• _The task_:
Look through the material below and count the lines that hold "fibres". Give that number by itself.

• _Dataset extract_:
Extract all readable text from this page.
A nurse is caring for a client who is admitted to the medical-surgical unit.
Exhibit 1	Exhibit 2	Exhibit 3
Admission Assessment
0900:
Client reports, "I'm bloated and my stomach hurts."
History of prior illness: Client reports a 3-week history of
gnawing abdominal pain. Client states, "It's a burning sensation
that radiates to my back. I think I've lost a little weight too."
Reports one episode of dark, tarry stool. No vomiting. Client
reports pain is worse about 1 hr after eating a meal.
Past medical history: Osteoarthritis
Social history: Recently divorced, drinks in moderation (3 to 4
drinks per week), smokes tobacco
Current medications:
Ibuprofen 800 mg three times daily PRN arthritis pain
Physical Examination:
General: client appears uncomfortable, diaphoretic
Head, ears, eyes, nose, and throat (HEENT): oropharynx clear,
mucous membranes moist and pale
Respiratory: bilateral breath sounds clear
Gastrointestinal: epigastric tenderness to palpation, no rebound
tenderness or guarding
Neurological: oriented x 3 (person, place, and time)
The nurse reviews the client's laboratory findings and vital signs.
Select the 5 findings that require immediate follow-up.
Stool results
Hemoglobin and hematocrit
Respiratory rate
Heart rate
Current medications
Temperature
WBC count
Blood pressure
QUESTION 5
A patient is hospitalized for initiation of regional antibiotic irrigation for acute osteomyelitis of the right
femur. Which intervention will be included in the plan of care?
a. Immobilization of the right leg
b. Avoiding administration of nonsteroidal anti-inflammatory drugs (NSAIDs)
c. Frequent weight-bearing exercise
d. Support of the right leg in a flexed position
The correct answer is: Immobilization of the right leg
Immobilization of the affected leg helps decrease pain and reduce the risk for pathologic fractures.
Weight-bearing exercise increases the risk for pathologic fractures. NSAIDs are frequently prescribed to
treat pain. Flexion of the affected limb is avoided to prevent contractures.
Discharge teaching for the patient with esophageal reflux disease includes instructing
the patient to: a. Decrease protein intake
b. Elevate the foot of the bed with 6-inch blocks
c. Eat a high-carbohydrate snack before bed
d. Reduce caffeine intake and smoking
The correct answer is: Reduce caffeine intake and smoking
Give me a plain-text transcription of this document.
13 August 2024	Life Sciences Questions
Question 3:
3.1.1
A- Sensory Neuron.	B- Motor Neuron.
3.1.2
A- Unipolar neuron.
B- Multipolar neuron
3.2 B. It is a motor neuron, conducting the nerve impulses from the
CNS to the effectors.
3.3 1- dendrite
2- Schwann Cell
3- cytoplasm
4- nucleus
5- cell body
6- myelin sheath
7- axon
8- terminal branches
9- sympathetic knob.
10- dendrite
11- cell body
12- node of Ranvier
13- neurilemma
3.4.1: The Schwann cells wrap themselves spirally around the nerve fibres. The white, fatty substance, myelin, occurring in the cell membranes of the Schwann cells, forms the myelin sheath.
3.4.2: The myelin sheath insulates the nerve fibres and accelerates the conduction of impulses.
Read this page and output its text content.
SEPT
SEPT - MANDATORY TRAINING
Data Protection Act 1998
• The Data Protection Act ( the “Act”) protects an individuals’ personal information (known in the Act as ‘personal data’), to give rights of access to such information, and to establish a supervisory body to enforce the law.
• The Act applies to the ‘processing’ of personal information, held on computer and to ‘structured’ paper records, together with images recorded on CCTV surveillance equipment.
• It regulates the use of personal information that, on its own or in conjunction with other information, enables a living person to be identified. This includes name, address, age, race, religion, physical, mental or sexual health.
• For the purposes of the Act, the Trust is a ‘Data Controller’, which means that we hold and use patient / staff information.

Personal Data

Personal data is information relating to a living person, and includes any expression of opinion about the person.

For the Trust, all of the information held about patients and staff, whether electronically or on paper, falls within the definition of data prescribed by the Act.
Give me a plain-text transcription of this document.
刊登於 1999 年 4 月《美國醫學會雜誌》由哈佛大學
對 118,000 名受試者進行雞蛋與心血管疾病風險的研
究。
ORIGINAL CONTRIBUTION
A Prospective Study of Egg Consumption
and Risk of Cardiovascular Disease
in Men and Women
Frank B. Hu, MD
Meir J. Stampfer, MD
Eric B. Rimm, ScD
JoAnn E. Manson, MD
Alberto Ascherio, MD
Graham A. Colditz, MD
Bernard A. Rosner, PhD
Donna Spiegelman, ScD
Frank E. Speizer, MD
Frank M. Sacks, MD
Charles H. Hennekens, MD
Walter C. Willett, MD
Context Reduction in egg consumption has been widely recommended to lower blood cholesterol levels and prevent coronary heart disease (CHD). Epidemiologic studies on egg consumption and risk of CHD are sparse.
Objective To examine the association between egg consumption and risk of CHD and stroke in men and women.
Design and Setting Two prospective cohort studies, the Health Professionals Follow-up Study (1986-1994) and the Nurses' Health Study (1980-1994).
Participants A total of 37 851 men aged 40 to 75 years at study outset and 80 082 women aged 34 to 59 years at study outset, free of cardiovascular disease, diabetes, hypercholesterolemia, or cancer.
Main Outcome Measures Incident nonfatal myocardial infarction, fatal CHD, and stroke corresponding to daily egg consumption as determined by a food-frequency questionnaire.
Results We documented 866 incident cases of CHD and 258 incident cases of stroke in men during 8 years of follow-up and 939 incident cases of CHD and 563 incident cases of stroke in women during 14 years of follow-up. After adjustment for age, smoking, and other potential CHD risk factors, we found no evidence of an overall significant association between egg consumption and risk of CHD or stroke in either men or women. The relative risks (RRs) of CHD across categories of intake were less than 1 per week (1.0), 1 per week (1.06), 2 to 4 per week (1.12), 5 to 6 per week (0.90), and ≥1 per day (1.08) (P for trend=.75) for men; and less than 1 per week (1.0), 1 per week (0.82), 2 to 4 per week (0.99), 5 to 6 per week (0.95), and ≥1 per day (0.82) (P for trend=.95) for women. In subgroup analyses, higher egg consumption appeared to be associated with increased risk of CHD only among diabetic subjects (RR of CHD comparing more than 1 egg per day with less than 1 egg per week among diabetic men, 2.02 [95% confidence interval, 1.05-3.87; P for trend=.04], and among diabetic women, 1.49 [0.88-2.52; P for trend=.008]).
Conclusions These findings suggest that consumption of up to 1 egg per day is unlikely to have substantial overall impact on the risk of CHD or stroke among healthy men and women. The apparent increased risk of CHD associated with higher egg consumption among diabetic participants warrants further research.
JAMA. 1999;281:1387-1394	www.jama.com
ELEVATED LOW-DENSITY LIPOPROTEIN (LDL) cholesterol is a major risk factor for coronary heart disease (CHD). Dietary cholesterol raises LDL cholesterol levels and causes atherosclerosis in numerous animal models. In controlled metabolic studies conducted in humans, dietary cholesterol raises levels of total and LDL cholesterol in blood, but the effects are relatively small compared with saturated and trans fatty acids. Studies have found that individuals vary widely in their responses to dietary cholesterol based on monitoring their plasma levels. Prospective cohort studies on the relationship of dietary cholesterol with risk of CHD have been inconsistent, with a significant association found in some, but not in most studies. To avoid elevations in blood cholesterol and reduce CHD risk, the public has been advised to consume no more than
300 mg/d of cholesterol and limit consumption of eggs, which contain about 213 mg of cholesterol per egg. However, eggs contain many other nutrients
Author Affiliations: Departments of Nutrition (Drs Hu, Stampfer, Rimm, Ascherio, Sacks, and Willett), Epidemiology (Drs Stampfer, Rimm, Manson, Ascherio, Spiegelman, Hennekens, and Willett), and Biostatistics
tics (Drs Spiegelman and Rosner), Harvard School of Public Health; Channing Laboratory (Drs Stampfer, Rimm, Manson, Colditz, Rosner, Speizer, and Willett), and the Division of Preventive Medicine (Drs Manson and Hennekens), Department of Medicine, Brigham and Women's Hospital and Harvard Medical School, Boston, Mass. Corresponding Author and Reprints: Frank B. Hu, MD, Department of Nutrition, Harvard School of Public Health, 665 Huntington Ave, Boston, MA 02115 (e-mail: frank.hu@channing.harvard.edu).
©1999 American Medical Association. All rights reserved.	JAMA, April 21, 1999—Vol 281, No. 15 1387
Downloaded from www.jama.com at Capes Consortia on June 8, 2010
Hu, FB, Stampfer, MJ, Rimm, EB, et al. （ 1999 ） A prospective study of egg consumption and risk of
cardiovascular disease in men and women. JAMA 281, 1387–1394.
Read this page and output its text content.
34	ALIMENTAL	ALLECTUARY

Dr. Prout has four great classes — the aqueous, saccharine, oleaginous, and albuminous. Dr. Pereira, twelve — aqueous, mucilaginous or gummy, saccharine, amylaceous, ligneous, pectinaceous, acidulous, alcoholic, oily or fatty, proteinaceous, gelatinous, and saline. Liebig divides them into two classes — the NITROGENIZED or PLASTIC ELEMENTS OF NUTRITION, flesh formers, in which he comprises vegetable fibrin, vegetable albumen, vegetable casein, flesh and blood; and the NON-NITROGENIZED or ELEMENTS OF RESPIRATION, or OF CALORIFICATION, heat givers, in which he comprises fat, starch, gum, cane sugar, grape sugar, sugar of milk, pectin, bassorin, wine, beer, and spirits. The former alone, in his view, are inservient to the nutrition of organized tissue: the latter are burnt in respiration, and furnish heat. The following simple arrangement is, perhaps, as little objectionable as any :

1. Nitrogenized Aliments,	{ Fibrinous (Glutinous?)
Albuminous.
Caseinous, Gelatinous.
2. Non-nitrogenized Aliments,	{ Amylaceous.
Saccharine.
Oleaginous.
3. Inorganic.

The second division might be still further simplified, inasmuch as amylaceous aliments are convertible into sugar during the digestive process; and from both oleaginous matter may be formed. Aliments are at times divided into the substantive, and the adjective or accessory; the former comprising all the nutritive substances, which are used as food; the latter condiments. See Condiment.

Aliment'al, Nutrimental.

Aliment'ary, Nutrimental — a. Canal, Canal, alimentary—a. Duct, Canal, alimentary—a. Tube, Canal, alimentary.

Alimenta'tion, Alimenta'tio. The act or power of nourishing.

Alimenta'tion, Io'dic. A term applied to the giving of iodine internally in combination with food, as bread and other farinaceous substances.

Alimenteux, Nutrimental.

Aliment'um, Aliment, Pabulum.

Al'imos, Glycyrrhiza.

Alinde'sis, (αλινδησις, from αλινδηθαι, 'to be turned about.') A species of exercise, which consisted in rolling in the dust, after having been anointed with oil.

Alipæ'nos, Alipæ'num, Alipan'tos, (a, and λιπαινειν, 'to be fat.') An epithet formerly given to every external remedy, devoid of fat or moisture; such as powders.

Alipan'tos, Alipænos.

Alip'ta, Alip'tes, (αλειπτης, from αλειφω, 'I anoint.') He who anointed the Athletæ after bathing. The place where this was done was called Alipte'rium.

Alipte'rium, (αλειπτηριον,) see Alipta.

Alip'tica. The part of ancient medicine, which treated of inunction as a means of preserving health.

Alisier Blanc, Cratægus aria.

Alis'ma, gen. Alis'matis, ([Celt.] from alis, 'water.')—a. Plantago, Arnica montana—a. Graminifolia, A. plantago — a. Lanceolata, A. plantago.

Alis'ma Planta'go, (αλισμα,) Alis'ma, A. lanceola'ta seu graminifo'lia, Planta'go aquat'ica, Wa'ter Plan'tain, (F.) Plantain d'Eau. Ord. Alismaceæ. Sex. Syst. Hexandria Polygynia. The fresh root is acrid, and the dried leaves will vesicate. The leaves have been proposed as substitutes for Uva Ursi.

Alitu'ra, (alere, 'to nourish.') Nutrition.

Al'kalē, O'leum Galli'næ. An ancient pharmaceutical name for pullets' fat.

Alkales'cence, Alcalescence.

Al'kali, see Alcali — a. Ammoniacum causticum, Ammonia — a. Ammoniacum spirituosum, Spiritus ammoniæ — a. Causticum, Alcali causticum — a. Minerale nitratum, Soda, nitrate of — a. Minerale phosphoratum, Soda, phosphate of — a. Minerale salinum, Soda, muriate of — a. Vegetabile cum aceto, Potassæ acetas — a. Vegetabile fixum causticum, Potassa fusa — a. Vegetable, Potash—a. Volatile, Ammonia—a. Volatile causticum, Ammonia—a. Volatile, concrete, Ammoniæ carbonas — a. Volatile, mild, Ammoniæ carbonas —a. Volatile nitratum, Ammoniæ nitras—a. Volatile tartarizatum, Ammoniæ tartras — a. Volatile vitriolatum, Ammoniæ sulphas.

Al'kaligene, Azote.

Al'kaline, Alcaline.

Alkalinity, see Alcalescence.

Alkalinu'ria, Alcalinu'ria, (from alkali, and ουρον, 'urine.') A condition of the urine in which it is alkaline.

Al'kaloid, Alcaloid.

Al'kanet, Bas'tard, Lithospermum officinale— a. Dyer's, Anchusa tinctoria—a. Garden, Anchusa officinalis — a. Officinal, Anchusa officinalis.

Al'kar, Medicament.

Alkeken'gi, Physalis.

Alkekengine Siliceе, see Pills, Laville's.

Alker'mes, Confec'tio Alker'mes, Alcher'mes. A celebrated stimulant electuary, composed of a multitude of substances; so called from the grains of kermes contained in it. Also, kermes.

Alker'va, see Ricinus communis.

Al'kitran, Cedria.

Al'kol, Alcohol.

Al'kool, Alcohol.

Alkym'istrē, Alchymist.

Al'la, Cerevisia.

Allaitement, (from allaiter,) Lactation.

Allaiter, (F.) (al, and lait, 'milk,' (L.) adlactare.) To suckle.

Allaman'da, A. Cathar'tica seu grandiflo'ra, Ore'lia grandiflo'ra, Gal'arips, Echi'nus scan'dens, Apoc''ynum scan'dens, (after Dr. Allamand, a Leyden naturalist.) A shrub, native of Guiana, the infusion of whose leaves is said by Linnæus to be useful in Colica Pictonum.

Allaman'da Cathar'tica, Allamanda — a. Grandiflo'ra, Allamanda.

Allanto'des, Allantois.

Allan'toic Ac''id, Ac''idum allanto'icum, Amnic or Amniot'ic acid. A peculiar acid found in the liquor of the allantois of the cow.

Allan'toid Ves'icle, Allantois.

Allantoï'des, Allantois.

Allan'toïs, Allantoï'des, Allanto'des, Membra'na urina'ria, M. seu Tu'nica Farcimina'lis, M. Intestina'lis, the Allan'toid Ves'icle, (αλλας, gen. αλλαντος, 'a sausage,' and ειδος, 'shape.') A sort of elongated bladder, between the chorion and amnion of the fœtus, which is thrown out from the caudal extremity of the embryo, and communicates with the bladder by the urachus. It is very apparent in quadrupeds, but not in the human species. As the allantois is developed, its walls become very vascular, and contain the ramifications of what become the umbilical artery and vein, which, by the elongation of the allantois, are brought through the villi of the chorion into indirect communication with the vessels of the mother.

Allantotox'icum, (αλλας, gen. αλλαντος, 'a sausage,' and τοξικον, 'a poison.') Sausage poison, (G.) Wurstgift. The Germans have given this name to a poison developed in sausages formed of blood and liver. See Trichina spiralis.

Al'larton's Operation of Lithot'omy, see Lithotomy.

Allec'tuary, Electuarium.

• _Exercise solution_:
2